Gram NS iterates on the small square Gram matrix R = X @ X.T (n x n)
instead of the full rectangular X (n x m), reducing FLOPs by ~50% for
typical transformer weight matrices (aspect ratio ~5). It uses fp16
instead of bf16 for better numerical precision at the same compute cost,
with a restart at iteration 2 for half-precision stability.

Benchmark results on A100:
- (2048, 11059): 2.25x GPU speedup, 1.85x CPU speedup
- (3584, 19353): 2.07x GPU speedup, 1.35x CPU speedup
- Falls back to standard NS for square matrices (no FLOP advantage)

Usage: set ns_method in DeepSpeed config:
  {"optimizer": {"type": "muon", "params": {"ns_method": "gram"}}}
  Use "standard" to disable Gram NS and revert to original behavior.

Reference: https://arxiv.org/abs/2503.02022
Signed-off-by: Ma, Guokai <guokai.ma@gmail.com>
Signed-off-by: Ma, Guokai <guokai.ma@gmail.com>
Signed-off-by: Ma, Guokai <guokai.ma@gmail.com>
Both NS functions now query the accelerator to choose compute dtype
instead of hardcoding. Standard NS uses is_bf16_supported() to select
bf16 vs fp32; Gram NS uses is_fp16_supported() to select fp16 vs fp32.

DATA »

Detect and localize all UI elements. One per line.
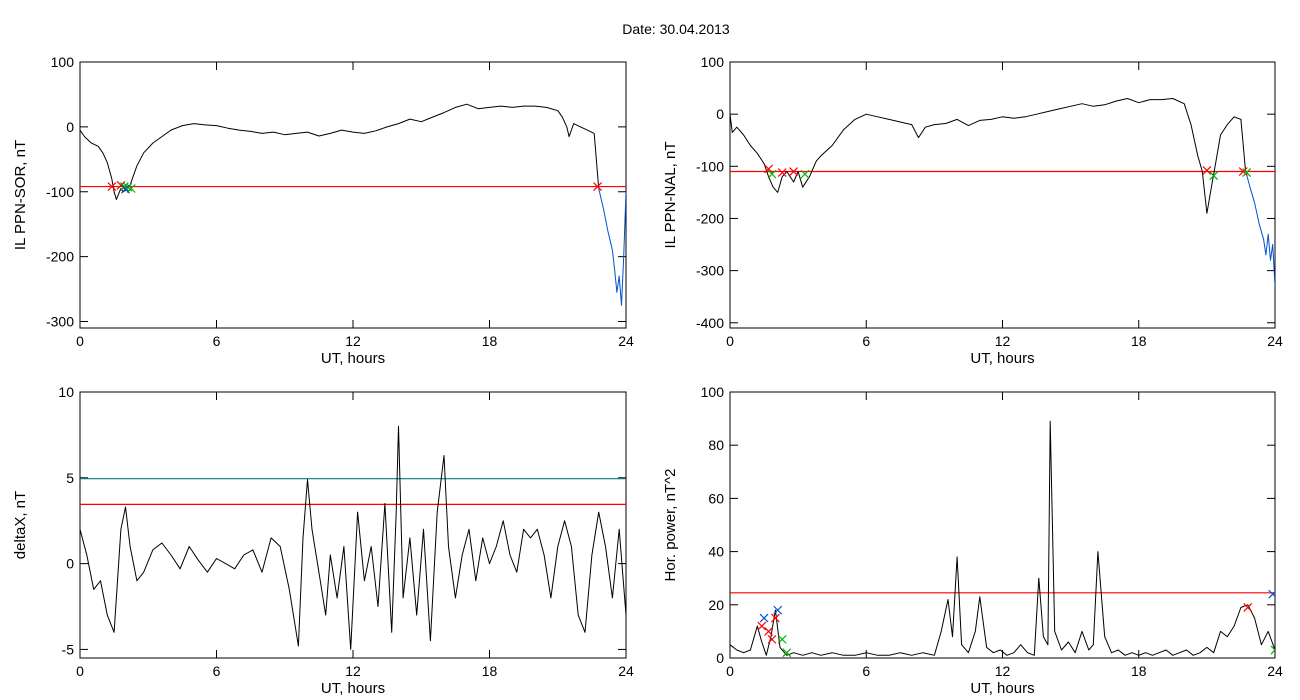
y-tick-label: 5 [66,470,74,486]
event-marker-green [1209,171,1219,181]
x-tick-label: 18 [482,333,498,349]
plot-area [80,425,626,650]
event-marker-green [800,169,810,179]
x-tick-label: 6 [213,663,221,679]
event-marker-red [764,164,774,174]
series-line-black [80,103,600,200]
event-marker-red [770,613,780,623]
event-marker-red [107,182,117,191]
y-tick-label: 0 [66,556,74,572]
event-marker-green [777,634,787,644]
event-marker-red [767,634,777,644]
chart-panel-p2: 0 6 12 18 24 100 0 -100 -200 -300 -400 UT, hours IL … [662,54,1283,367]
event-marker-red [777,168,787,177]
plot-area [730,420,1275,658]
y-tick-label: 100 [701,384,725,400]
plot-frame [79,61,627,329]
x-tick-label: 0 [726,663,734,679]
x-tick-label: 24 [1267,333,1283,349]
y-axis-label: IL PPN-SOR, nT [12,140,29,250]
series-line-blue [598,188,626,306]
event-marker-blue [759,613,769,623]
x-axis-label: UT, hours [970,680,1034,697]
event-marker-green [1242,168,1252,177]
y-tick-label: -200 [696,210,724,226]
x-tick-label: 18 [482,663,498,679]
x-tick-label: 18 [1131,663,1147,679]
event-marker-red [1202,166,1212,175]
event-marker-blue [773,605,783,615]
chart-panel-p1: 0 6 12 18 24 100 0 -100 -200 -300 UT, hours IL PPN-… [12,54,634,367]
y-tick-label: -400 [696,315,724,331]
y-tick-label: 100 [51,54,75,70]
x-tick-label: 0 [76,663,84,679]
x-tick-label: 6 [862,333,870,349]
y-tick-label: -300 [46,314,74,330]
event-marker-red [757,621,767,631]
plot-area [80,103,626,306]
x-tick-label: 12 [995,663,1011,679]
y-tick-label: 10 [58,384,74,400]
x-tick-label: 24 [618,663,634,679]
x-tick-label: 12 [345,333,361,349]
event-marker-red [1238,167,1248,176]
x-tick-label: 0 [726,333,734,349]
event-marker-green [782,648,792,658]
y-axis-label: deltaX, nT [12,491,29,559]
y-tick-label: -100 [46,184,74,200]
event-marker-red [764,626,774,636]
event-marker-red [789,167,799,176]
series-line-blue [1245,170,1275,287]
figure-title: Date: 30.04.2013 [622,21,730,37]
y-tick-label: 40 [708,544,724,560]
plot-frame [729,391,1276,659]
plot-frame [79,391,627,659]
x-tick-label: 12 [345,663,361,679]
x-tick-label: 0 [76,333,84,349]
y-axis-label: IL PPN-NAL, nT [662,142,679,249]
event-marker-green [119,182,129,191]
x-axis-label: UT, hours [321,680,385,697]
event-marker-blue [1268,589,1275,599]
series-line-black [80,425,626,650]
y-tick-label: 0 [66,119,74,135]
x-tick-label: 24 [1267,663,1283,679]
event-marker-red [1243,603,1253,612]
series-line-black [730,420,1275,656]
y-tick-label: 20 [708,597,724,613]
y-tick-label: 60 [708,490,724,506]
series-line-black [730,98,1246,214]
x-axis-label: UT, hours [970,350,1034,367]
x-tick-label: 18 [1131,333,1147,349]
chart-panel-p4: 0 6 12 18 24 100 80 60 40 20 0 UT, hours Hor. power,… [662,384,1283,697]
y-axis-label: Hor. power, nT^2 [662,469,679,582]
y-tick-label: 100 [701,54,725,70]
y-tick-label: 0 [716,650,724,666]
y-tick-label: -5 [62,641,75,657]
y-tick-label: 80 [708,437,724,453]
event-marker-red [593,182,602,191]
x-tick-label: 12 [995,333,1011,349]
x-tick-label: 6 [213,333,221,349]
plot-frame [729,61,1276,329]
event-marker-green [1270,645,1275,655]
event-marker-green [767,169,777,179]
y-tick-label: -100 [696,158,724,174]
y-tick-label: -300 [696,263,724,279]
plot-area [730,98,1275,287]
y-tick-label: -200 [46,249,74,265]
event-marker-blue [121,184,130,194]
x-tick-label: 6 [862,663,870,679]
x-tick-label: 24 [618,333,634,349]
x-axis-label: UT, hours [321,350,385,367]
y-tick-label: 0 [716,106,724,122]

TO-DO LIST »
• 1. Using the Gram NS commit message, decide whether each statement agrees with it. Answer yes or no for each, and quote the words that decide it. (a) Gram NS computes in bf16 rather than fp16. (b) Square matrices fall back to standard NS. (c) The (3584, 19353) shape reaches a 2.25x GPU speedup.
• 2. Go on with the Gram NS commit message, starting after its final line.
The listing comes from a separate source.

TASK RESPONSES »
• 1.
(a) No: "It uses fp16 instead of bf16 for better numerical precision at the same compute cost"
(b) Yes: "Falls back to standard NS for square matrices (no FLOP advantage)"
(c) No: "(3584, 19353): 2.07x GPU speedup"

• 2.
Signed-off-by: Ma, Guokai <guokai.ma@gmail.com>
Gram Newton-Schulz produces non-contiguous tensors via .mT for tall
weight matrices (e.g., gate_proj/up_proj in LLaMA). This caused
downstream grad norm computation (g.data.double()) to be ~1.8x slower
due to strided memory access, adding ~75ms to optimizer step time.

Add .contiguous() to the Gram NS return path for tall matrices, and
ensure muon_update casts back to the original gradient dtype (Gram NS
uses fp16 internally while gradients are bf16).

Benchmark (Qwen2.5-3B, 2xA100, ZeRO-2, 3 runs avg):
  Before fix: 945.1ms/step (optimizer: 229.9ms)
  After fix:  936.6ms/step (optimizer: 204.3ms)
  Standard NS baseline: 1054.5ms/step
  Gram NS speedup: 10.4% -> 11.2%

Signed-off-by: Ma, Guokai <guokai.ma@gmail.com>
Replace (Q @ X).mT.contiguous() with X.mT @ Q.mT which produces a
contiguous result directly. cuBLAS handles transposed inputs natively
via transpose flags, so the matmul cost is identical but the extra
memcpy from .contiguous() is eliminated.

Benchmark (Qwen2.5-3B, 2xA100, ZeRO-2, 3 runs avg):
  Before: 936.6ms/step (backward: 628.4ms)
  After:  931.5ms/step (backward: 612.8ms)
  Speedup vs standard NS: 11.2% -> 11.7%

Signed-off-by: Ma, Guokai <guokai.ma@gmail.com>
Replace separate scalar-multiply + matmul + add operations with single
torch.addmm calls for Q and R updates, reducing kernel launch overhead.
Remove torch.eye allocation by using diagonal().add_() instead.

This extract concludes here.